**Ausgewählter Auszug:**
____________

# Webdesign mit Photoshop 7



## crazyevil (24. Oktober 2003)

HI,

Wie kann man mit photoshop 7 eine geile homepage designen?
koennt iht mir Tutorial oder so geben?


----------



## Trinity X (24. Oktober 2003)

> _Original geschrieben von crazyevil _
> *HI,
> 
> Wie kann man mit photoshop 7 eine geile homepage designen?
> koennt iht mir Tutorial oder so geben? *



Hi,

wenn du im Photoshop-Forum einfach mal "Webdesign" als Suchbegriff eingeben würdest, bekommst du reichlich Treffer zu diesem Thema.
By the way... für eine gute Website kann es kein Tutorial geben. Warum? Weil das Ergebnis entscheidend von der Kreativität des Erstellers abhängt und die Akzeptanz davon, wie er seine Themen transportiert. Das kann dir nunmal keiner in einem Tutorial "vorkauen"...das musst du schon selbst machen.

____________

**Material:**
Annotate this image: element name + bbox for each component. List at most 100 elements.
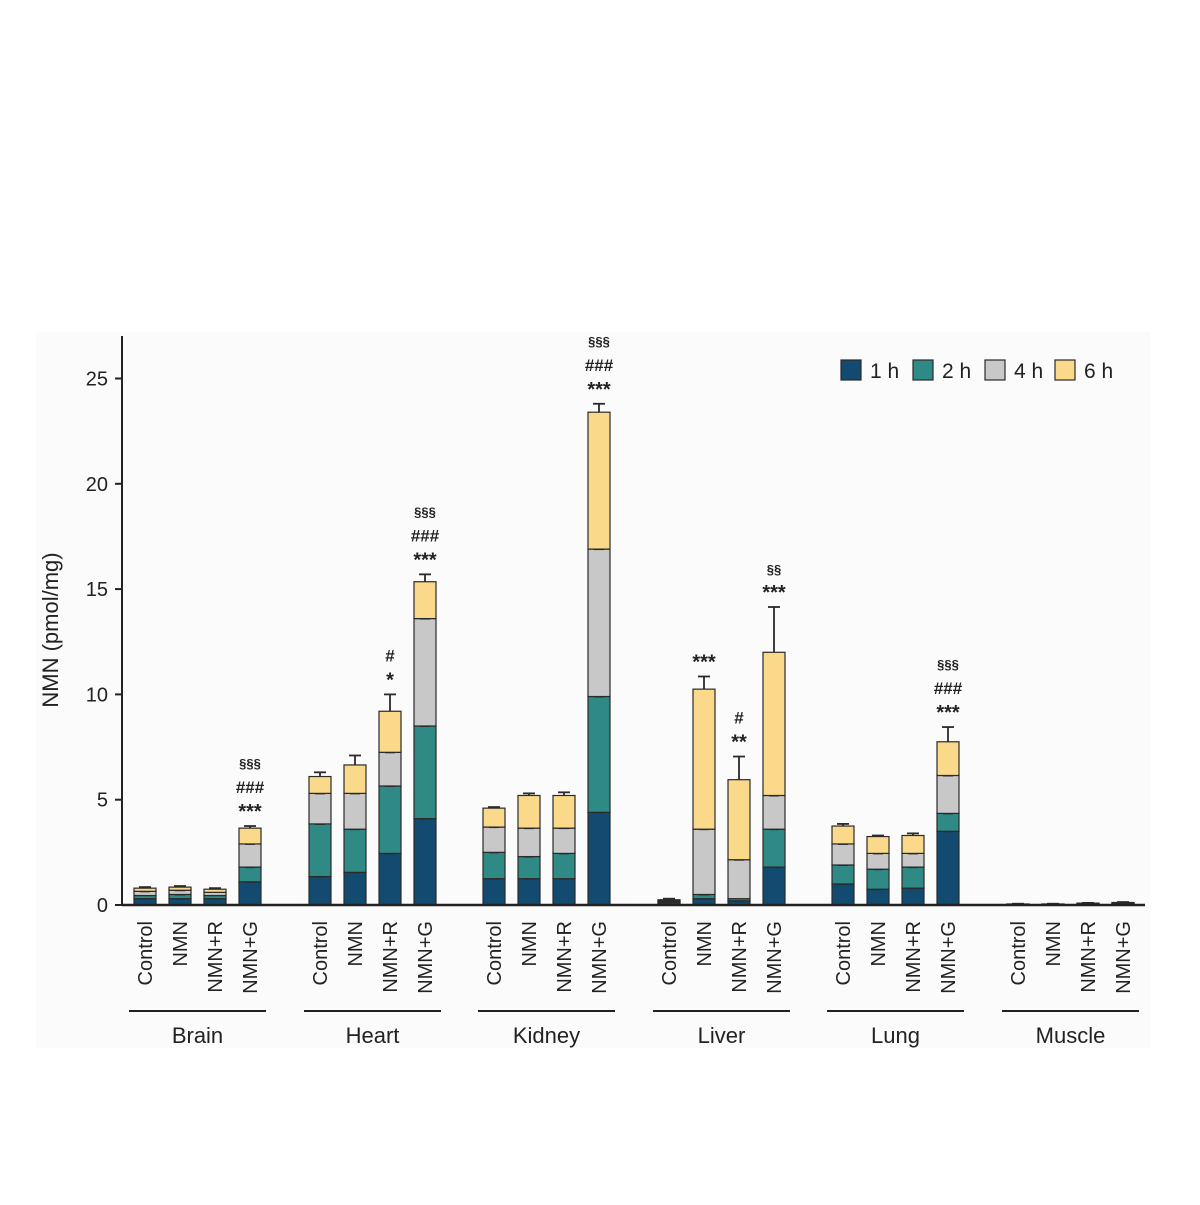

____________

**Gestellte Aufgabe A:** Welchen Suchbegriff empfiehlt der Auszug zum Webdesign mit Photoshop 7 für die Suche im Photoshop-Forum?
**Gestellte Aufgabe B:** Schreibe den Auszug zum Webdesign mit Photoshop 7 im Anschluss an seinen letzten Satz weiter.
Das Material steht für sich und hat mit dem Auszug nichts zu tun.

**Endergebnis A:** Den Suchbegriff „Webdesign“.

**Endergebnis B:**
Greetz
Trinity


----------



## Philip Kurz (24. Oktober 2003)

> _Original geschrieben von crazyevil _
> *HI,
> 
> Wie kann man mit photoshop 7 eine geile homepage designen?
> koennt iht mir Tutorial oder so geben? *



Auch wenn es Offtopic ist, aber auf so eine "Frage" habe ich schon immer gewartet  

@ crazyevil 
 Grundsätzlich gibt es kein Tutorial um eine Website zu erstellen. Jedoch gibt es Tutorials für bestimmte Layouts. Nun ist aber dahin gestellt ob es dir gefällt. Trinity X hat also vollkommen recht...


----------



## Thomas Lindner (24. Oktober 2003)

Sorry, aber die Frage *kann einfach nicht* dein Ernst sein (?)!

Zu einer Webseite gehört mehr wie nur "bisserl hier, bisserl da...."

Wenn wir Dir jetzt  "ein" Tutorial geben sollten, müssten wir wohl aus zig von Seiten etwas zusammen"schneiden"...

Denk mal über den *"Unsinn"* deiner Frage nach!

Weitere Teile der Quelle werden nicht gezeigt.